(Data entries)
○ ○ ○ ○

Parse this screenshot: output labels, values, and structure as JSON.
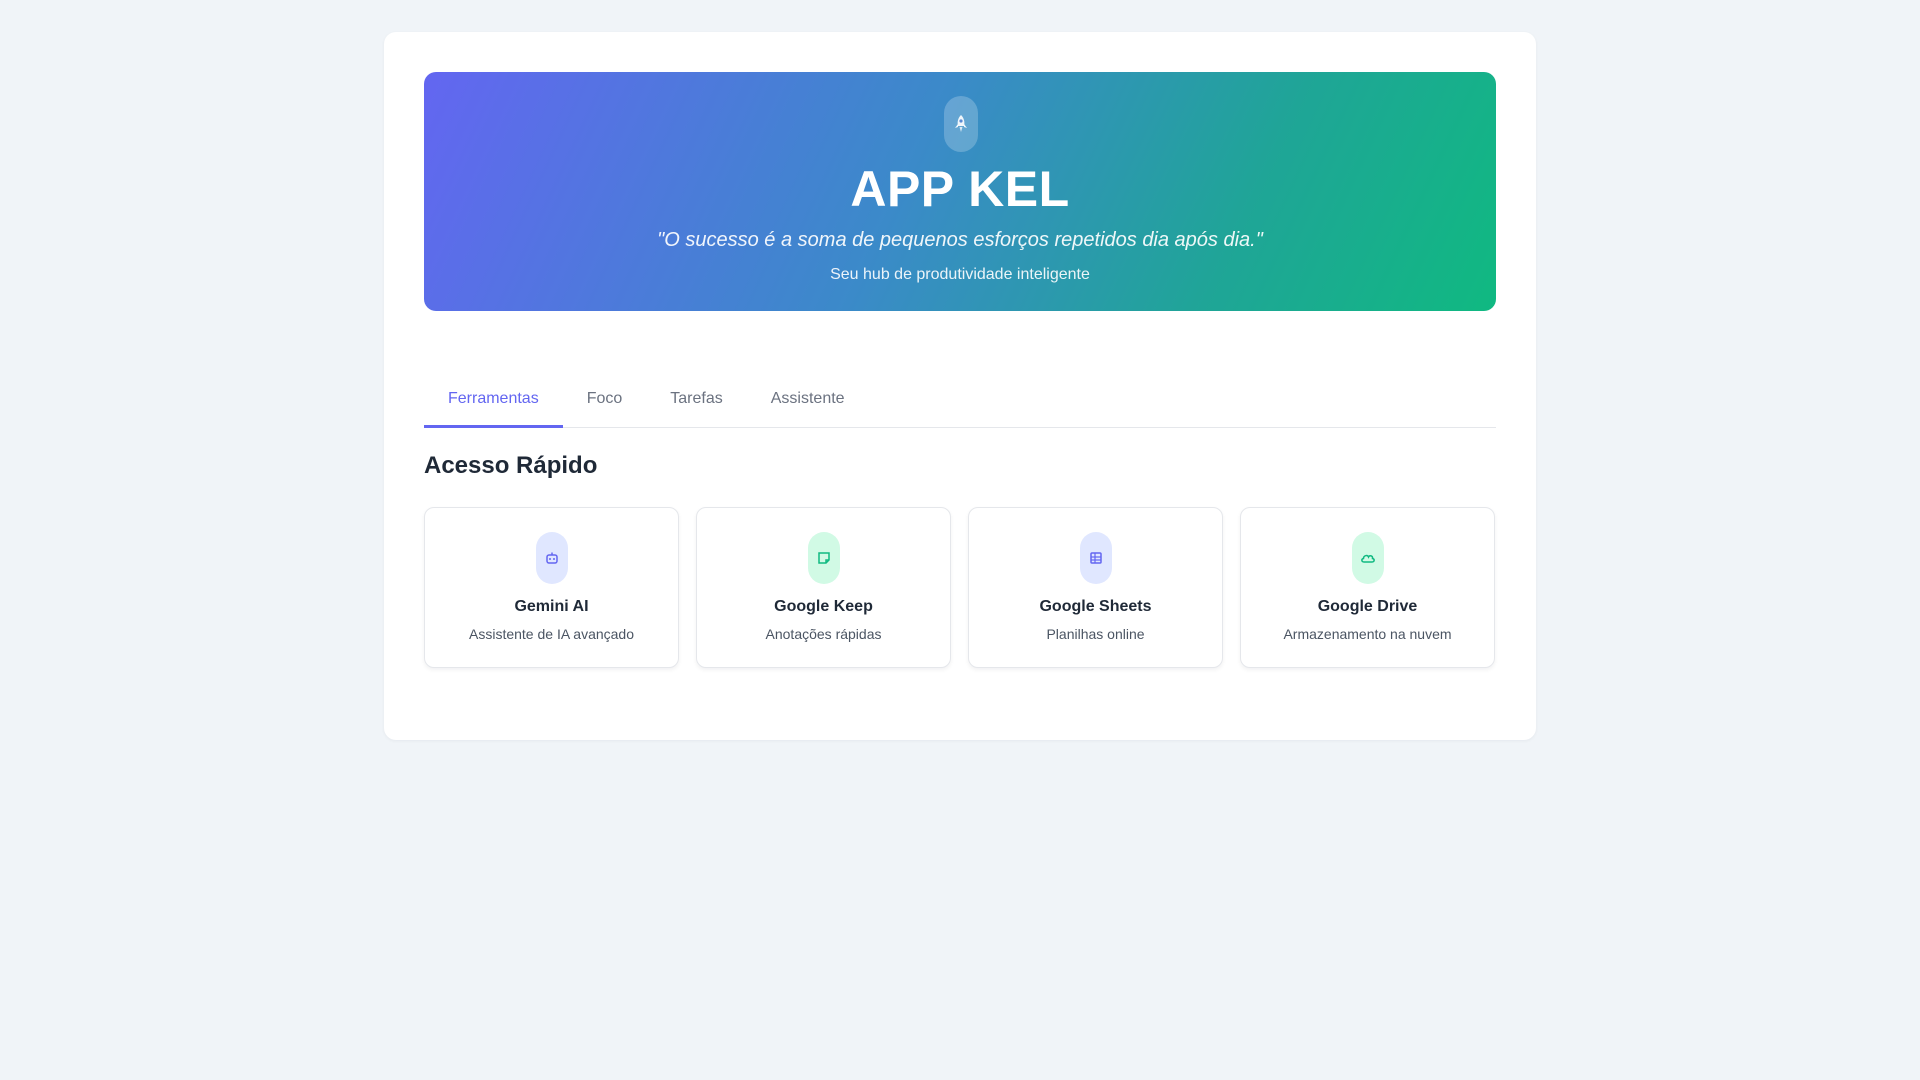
{
  "header": {
    "icon": "rocket-icon",
    "title": "APP KEL",
    "quote": "\"O sucesso é a soma de pequenos esforços repetidos dia após dia.\"",
    "subtitle": "Seu hub de produtividade inteligente",
    "gradient_colors": [
      "#6366f1",
      "#10b981"
    ]
  },
  "tabs": [
    {
      "label": "Ferramentas",
      "active": true
    },
    {
      "label": "Foco",
      "active": false
    },
    {
      "label": "Tarefas",
      "active": false
    },
    {
      "label": "Assistente",
      "active": false
    }
  ],
  "quick_access": {
    "title": "Acesso Rápido",
    "tools": [
      {
        "name": "Gemini AI",
        "description": "Assistente de IA avançado",
        "icon": "robot-icon",
        "accent": "#6366f1"
      },
      {
        "name": "Google Keep",
        "description": "Anotações rápidas",
        "icon": "sticky-note-icon",
        "accent": "#10b981"
      },
      {
        "name": "Google Sheets",
        "description": "Planilhas online",
        "icon": "table-icon",
        "accent": "#6366f1"
      },
      {
        "name": "Google Drive",
        "description": "Armazenamento na nuvem",
        "icon": "cloud-icon",
        "accent": "#10b981"
      }
    ]
  },
  "colors": {
    "accent": "#6366f1",
    "accent_secondary": "#10b981",
    "background": "#f0f4f8"
  }
}
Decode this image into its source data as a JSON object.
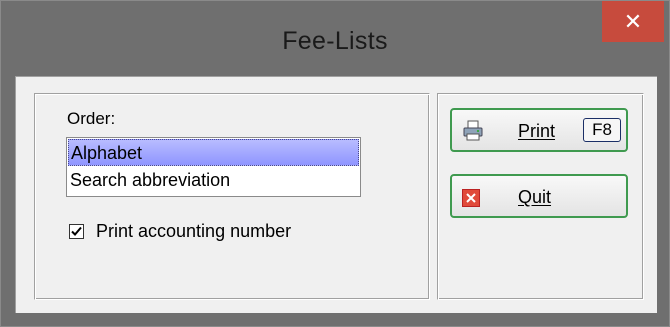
{
  "window": {
    "title": "Fee-Lists",
    "close_glyph": "✕"
  },
  "order": {
    "label": "Order:",
    "items": [
      {
        "label": "Alphabet",
        "selected": true
      },
      {
        "label": "Search abbreviation",
        "selected": false
      }
    ]
  },
  "options": {
    "print_accounting_number": {
      "label": "Print accounting number",
      "checked": true
    }
  },
  "buttons": {
    "print": {
      "label": "Print",
      "hotkey": "F8",
      "icon": "printer-icon"
    },
    "quit": {
      "label": "Quit",
      "icon": "quit-icon"
    }
  },
  "colors": {
    "titlebar": "#6f6f6f",
    "close": "#c74b3d",
    "button_border": "#3f9a4f",
    "selection": "#8f95ff"
  }
}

○ ○ ○ ○

WORK REQUIRED
Using the listing above, locate the lines that hold "this" and copy each one.

TASK SOLUTION
Parse this screenshot: output labels, values, and structure as JSON.
Decode this image into its source data as a JSON object.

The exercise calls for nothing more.